Fragmento del documento.
Cuando el agua de las lluvias de abril comenzó a ser templada por el sol, a su paso por los barrios de Santa Marina y San Lorenzo, comenzó a gestarse una amenaza para la ciudad. Los mosquitos Anopheles se reprodujeron en el casco urbano, del mismo modo que lo hacían por todo el país, y a los pocos días se dieron los primeros casos de las llamadas, por su sintomatología, “fiebres intermitentes”: malaria.


Al producirse los primeros muertos, ante el desconocimiento de la causa última de la epidemia, se temía a los miasmas o vapores tóxicos que pudieran exhalar, pero nadie prestaba atención al foco principal de la enfermedad: el arroyo de la Axerquía.


Aunque ya en 1785 tuvo que cerrarse la iglesia de Santa Marina por la abundancia de enfermos que habían sido enterrados en el cementerio parroquial, tras el ábside del templo, en 1786 se recrudeció la epidemia. Hasta 12.000 personas enfermaron, muriendo algo más de 1.200. Los Hospitales del Cardenal Salazar (hoy Facultad de Filosofía y Letras), Misericordia y Jesús Nazareno se llenaron de infectados, y mientras que en barrios muy populosos como San Pedro y San Miguel murieron en sus casas una cincuentena de personas, en San Lorenzo y Santa Marina las cifras se dispararon por encima del centenar.


Fue por ello por lo que, cuando la epidemia comenzó a remitir a mediados de noviembre, se fijaron los ojos del Ayuntamiento sobre el arroyo, proyectándose y ejecutándose tres años después la obra de cegado de su cauce, empedrándose las calles y desviándose el curso de agua por el exterior de la ciudad. Por fortuna, no fue necesario esperar a que comenzaran las obras para atajar el mal, ya que el paludismo no regresó la primavera siguiente.

Registros proporcionados.

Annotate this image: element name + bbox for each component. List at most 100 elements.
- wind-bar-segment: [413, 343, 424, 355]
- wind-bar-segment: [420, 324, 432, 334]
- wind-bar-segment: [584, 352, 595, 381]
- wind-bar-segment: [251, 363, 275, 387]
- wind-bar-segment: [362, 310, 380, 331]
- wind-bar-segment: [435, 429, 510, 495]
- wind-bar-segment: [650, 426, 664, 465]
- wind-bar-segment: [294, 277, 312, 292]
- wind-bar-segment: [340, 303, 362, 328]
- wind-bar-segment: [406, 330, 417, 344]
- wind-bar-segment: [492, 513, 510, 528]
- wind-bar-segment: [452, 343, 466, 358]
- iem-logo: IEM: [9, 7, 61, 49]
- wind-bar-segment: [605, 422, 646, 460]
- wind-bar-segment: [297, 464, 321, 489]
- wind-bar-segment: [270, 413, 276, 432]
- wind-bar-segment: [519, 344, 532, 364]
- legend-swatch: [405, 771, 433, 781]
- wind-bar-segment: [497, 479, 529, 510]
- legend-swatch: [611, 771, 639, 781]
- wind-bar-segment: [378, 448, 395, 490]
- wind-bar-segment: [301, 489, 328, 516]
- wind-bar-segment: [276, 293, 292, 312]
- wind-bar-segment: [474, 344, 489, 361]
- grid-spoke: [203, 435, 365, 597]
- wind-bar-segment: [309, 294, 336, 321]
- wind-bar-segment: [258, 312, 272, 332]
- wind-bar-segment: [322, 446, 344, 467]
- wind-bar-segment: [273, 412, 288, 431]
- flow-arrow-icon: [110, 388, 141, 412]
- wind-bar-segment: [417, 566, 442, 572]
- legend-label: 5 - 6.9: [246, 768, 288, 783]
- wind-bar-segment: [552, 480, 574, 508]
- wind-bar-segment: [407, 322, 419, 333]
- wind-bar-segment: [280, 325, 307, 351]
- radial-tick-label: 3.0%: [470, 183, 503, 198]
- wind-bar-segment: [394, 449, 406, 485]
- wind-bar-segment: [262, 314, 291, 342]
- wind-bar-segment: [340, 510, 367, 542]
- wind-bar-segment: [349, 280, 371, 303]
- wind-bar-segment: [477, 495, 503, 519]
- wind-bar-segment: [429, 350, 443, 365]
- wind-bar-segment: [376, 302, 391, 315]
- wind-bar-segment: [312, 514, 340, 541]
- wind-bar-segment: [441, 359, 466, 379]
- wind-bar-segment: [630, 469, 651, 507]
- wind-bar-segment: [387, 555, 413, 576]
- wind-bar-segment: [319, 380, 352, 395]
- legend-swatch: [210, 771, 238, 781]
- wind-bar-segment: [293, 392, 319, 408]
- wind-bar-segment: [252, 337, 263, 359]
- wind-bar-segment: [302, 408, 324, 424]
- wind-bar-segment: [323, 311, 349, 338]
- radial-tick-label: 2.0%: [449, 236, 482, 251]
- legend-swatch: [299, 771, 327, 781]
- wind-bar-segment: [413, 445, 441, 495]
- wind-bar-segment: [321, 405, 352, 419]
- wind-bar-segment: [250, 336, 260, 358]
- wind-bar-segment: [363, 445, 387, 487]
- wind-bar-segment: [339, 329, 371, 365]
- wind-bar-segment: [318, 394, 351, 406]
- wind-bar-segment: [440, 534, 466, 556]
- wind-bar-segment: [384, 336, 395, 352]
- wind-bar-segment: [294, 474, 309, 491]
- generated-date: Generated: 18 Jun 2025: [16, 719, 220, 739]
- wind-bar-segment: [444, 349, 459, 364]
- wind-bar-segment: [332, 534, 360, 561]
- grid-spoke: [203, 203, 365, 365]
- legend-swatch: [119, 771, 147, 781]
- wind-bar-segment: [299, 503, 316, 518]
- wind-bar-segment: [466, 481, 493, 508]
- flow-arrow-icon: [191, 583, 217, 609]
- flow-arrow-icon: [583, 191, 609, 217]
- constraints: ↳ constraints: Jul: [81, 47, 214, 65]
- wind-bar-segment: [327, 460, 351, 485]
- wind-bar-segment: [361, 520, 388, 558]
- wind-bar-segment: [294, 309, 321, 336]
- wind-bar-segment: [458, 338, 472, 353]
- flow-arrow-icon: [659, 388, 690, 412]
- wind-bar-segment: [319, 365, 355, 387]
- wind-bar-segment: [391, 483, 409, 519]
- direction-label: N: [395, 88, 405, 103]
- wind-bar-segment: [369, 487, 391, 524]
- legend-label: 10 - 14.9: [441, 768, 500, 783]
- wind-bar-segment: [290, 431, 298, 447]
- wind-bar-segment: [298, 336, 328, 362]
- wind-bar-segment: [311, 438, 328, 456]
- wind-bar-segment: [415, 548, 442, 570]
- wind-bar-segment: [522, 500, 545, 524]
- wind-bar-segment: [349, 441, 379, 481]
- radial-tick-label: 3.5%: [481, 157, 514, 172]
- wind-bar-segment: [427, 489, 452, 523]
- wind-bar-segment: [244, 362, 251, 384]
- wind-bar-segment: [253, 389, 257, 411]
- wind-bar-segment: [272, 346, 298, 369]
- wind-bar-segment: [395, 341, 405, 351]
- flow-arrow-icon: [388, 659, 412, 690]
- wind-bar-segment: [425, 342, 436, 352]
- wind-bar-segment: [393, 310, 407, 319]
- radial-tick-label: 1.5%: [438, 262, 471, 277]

Tarea asignada 1.
Responda estas preguntas sobre el fragmento de la epidemia de malaria:
(a) ¿Cuántas personas llegaron a enfermar en 1786 y cuántas murieron?
(b) ¿Por qué tuvo que cerrarse la iglesia de Santa Marina en 1785?
(c) ¿En qué momento comenzó a remitir la epidemia?
Tarea asignada 2.
Según el fragmento de la epidemia de malaria, ¿por qué el Ayuntamiento fijó su atención en el arroyo de la Axerquía? Explíquelo en una a tres oraciones.
Tarea asignada 3.
Enumere todos los barrios de la ciudad que menciona el fragmento de la epidemia de malaria.

Respuesta escrita 1.
(a) Enfermaron hasta 12.000 personas y murieron algo más de 1.200.
(b) Se cerró por la abundancia de enfermos que habían sido enterrados en el cementerio parroquial, tras el ábside del templo.
(c) Comenzó a remitir a mediados de noviembre.

Respuesta escrita 2.
El Ayuntamiento se fijó en el arroyo por la diferencia en el número de muertos entre barrios. En San Pedro y San Miguel, barrios muy populosos, murieron en sus casas unas cincuenta personas. En San Lorenzo y Santa Marina, por donde pasaba el agua, las cifras superaron el centenar.

Respuesta escrita 3.
- Santa Marina
- San Lorenzo
- San Pedro
- San Miguel